* Begin Dataset extract *

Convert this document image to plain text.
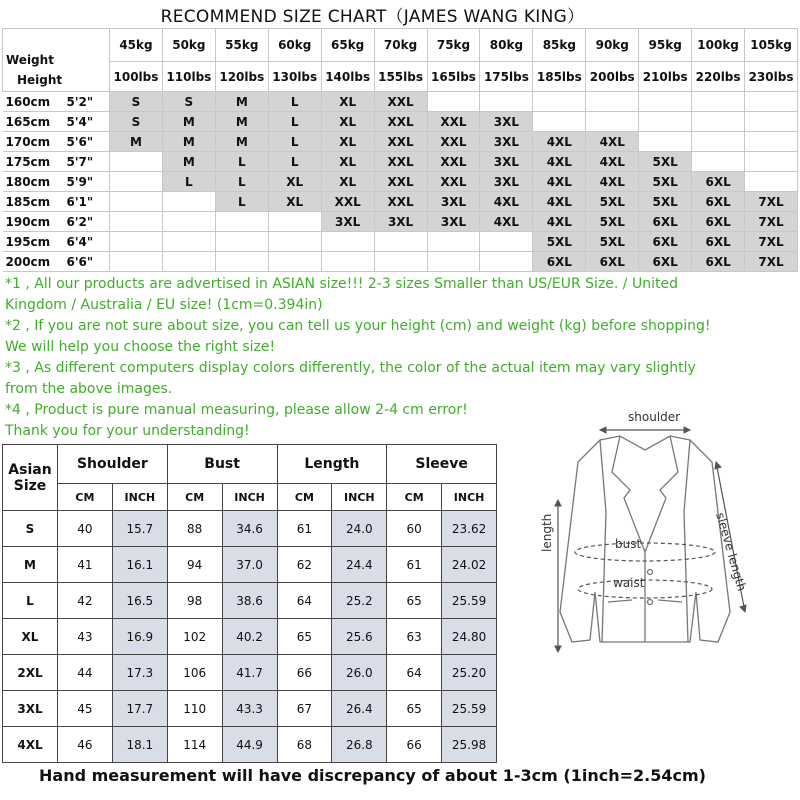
RECOMMEND SIZE CHART（JAMES WANG KING）
Weight
Height		45kg	50kg	55kg	60kg	65kg	70kg	75kg	80kg	85kg	90kg	95kg	100kg	105kg
		100lbs	110lbs	120lbs	130lbs	140lbs	155lbs	165lbs	175lbs	185lbs	200lbs	210lbs	220lbs	230lbs
160cm	5'2"	S	S	M	L	XL	XXL							
165cm	5'4"	S	M	M	L	XL	XXL	XXL	3XL					
170cm	5'6"	M	M	M	L	XL	XXL	XXL	3XL	4XL	4XL			
175cm	5'7"		M	L	L	XL	XXL	XXL	3XL	4XL	4XL	5XL		
180cm	5'9"		L	L	XL	XL	XXL	XXL	3XL	4XL	4XL	5XL	6XL	
185cm	6'1"			L	XL	XXL	XXL	3XL	4XL	4XL	5XL	5XL	6XL	7XL
190cm	6'2"					3XL	3XL	3XL	4XL	4XL	5XL	6XL	6XL	7XL
195cm	6'4"									5XL	5XL	6XL	6XL	7XL
200cm	6'6"									6XL	6XL	6XL	6XL	7XL
*1 , All our products are advertised in ASIAN size!!! 2-3 sizes Smaller than US/EUR Size. / United
Kingdom / Australia / EU size! (1cm=0.394in)
*2 , If you are not sure about size, you can tell us your height (cm) and weight (kg) before shopping!
We will help you choose the right size!
*3 , As different computers display colors differently, the color of the actual item may vary slightly
from the above images.
*4 , Product is pure manual measuring, please allow 2-4 cm error!
Thank you for your understanding!
Asian
Size	Shoulder		Bust		Length		Sleeve	
	CM	INCH	CM	INCH	CM	INCH	CM	INCH
S	40	15.7	88	34.6	61	24.0	60	23.62
M	41	16.1	94	37.0	62	24.4	61	24.02
L	42	16.5	98	38.6	64	25.2	65	25.59
XL	43	16.9	102	40.2	65	25.6	63	24.80
2XL	44	17.3	106	41.7	66	26.0	64	25.20
3XL	45	17.7	110	43.3	67	26.4	65	25.59
4XL	46	18.1	114	44.9	68	26.8	66	25.98
shoulder
length	bust
waist	sleeve length
Hand measurement will have discrepancy of about 1-3cm (1inch=2.54cm)
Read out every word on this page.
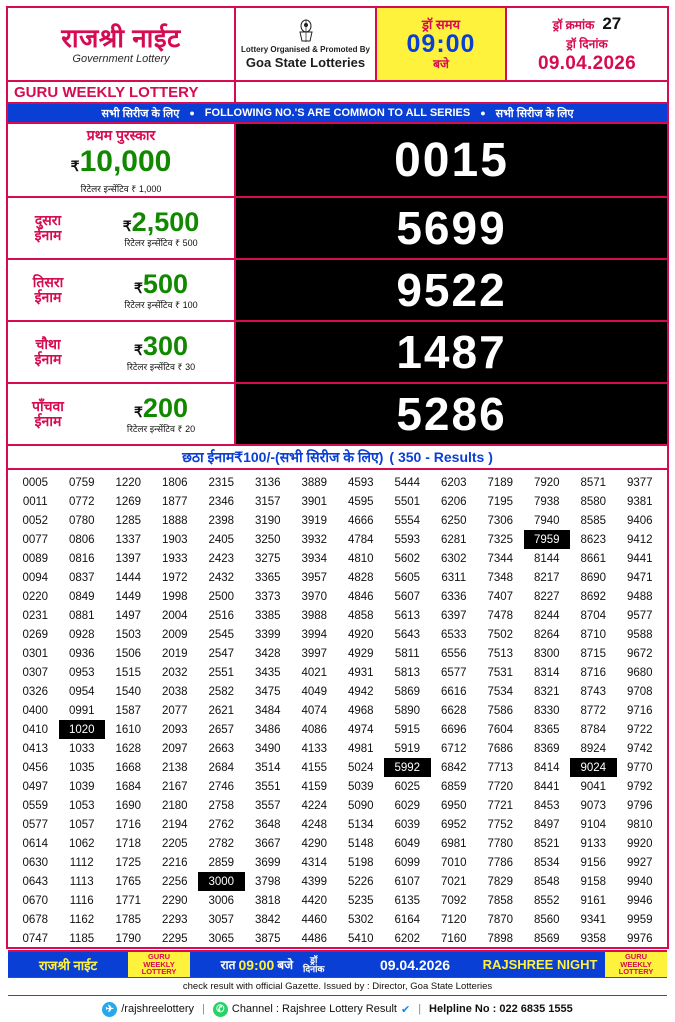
राजश्री नाईट
Government Lottery
Lottery Organised & Promoted By
Goa State Lotteries
ड्रॉ समय
09:00
बजे
ड्रॉ क्रमांक 27
ड्रॉ दिनांक
09.04.2026
GURU WEEKLY LOTTERY
सभी सिरीज के लिए ● FOLLOWING NO.'S ARE COMMON TO ALL SERIES ● सभी सिरीज के लिए
प्रथम पुरस्कार
₹10,000
रिटेलर इन्सेंटिव ₹ 1,000
0015
दुसरा
ईनाम
₹2,500
रिटेलर इन्सेंटिव ₹ 500	5699
तिसरा
ईनाम
₹500
रिटेलर इन्सेंटिव ₹ 100	9522
चौथा
ईनाम
₹300
रिटेलर इन्सेंटिव ₹ 30	1487
पाँचवा
ईनाम
₹200
रिटेलर इन्सेंटिव ₹ 20	5286
छठा ईनाम ₹100/- (सभी सिरीज के लिए) ( 350 - Results )
0005	0759	1220	1806	2315	3136	3889	4593	5444	6203	7189	7920	8571	9377
0011	0772	1269	1877	2346	3157	3901	4595	5501	6206	7195	7938	8580	9381
0052	0780	1285	1888	2398	3190	3919	4666	5554	6250	7306	7940	8585	9406
0077	0806	1337	1903	2405	3250	3932	4784	5593	6281	7325	7959	8623	9412
0089	0816	1397	1933	2423	3275	3934	4810	5602	6302	7344	8144	8661	9441
0094	0837	1444	1972	2432	3365	3957	4828	5605	6311	7348	8217	8690	9471
0220	0849	1449	1998	2500	3373	3970	4846	5607	6336	7407	8227	8692	9488
0231	0881	1497	2004	2516	3385	3988	4858	5613	6397	7478	8244	8704	9577
0269	0928	1503	2009	2545	3399	3994	4920	5643	6533	7502	8264	8710	9588
0301	0936	1506	2019	2547	3428	3997	4929	5811	6556	7513	8300	8715	9672
0307	0953	1515	2032	2551	3435	4021	4931	5813	6577	7531	8314	8716	9680
0326	0954	1540	2038	2582	3475	4049	4942	5869	6616	7534	8321	8743	9708
0400	0991	1587	2077	2621	3484	4074	4968	5890	6628	7586	8330	8772	9716
0410	1020	1610	2093	2657	3486	4086	4974	5915	6696	7604	8365	8784	9722
0413	1033	1628	2097	2663	3490	4133	4981	5919	6712	7686	8369	8924	9742
0456	1035	1668	2138	2684	3514	4155	5024	5992	6842	7713	8414	9024	9770
0497	1039	1684	2167	2746	3551	4159	5039	6025	6859	7720	8441	9041	9792
0559	1053	1690	2180	2758	3557	4224	5090	6029	6950	7721	8453	9073	9796
0577	1057	1716	2194	2762	3648	4248	5134	6039	6952	7752	8497	9104	9810
0614	1062	1718	2205	2782	3667	4290	5148	6049	6981	7780	8521	9133	9920
0630	1112	1725	2216	2859	3699	4314	5198	6099	7010	7786	8534	9156	9927
0643	1113	1765	2256	3000	3798	4399	5226	6107	7021	7829	8548	9158	9940
0670	1116	1771	2290	3006	3818	4420	5235	6135	7092	7858	8552	9161	9946
0678	1162	1785	2293	3057	3842	4460	5302	6164	7120	7870	8560	9341	9959
0747	1185	1790	2295	3065	3875	4486	5410	6202	7160	7898	8569	9358	9976
राजश्री नाईट
GURU
WEEKLY
LOTTERY	रात 09:00 बजे	ड्रॉ
दिनांक	09.04.2026	RAJSHREE NIGHT
GURU
WEEKLY
LOTTERY
check result with official Gazette. Issued by : Director, Goa State Lotteries
✈ /rajshreelottery |	✆ Channel : Rajshree Lottery Result ✔ | Helpline No : 022 6835 1555
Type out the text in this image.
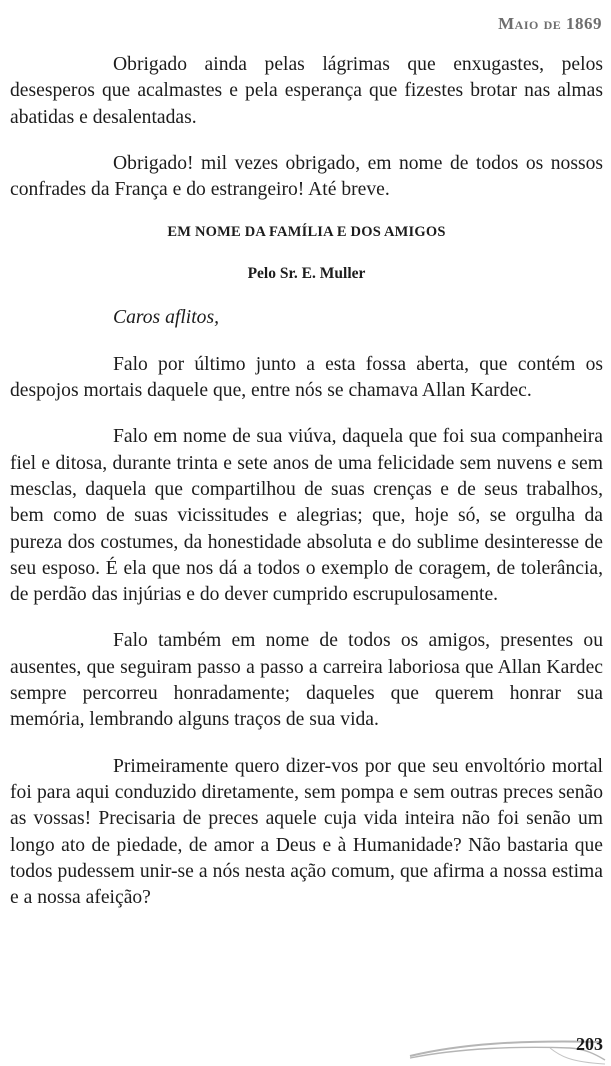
Maio de 1869

Obrigado ainda pelas lágrimas que enxugastes, pelos desesperos que acalmastes e pela esperança que fizestes brotar nas almas abatidas e desalentadas.

Obrigado! mil vezes obrigado, em nome de todos os nossos confrades da França e do estrangeiro! Até breve.

EM NOME DA FAMÍLIA E DOS AMIGOS

Pelo Sr. E. Muller

Caros aflitos,

Falo por último junto a esta fossa aberta, que contém os despojos mortais daquele que, entre nós se chamava Allan Kardec.

Falo em nome de sua viúva, daquela que foi sua companheira fiel e ditosa, durante trinta e sete anos de uma felicidade sem nuvens e sem mesclas, daquela que compartilhou de suas crenças e de seus trabalhos, bem como de suas vicissitudes e alegrias; que, hoje só, se orgulha da pureza dos costumes, da honestidade absoluta e do sublime desinteresse de seu esposo. É ela que nos dá a todos o exemplo de coragem, de tolerância, de perdão das injúrias e do dever cumprido escrupulosamente.

Falo também em nome de todos os amigos, presentes ou ausentes, que seguiram passo a passo a carreira laboriosa que Allan Kardec sempre percorreu honradamente; daqueles que querem honrar sua memória, lembrando alguns traços de sua vida.

Primeiramente quero dizer-vos por que seu envoltório mortal foi para aqui conduzido diretamente, sem pompa e sem outras preces senão as vossas! Precisaria de preces aquele cuja vida inteira não foi senão um longo ato de piedade, de amor a Deus e à Humanidade? Não bastaria que todos pudessem unir-se a nós nesta ação comum, que afirma a nossa estima e a nossa afeição?

203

* End Dataset extract *

> [What needs to be done]:
Locate the word "Allan" in the records and collect each line it appears in.

> [Complete answer]:
Falo por último junto a esta fossa aberta, que contém os despojos mortais daquele que, entre nós se chamava Allan Kardec.
Falo também em nome de todos os amigos, presentes ou ausentes, que seguiram passo a passo a carreira laboriosa que Allan Kardec sempre percorreu honradamente; daqueles que querem honrar sua memória, lembrando alguns traços de sua vida.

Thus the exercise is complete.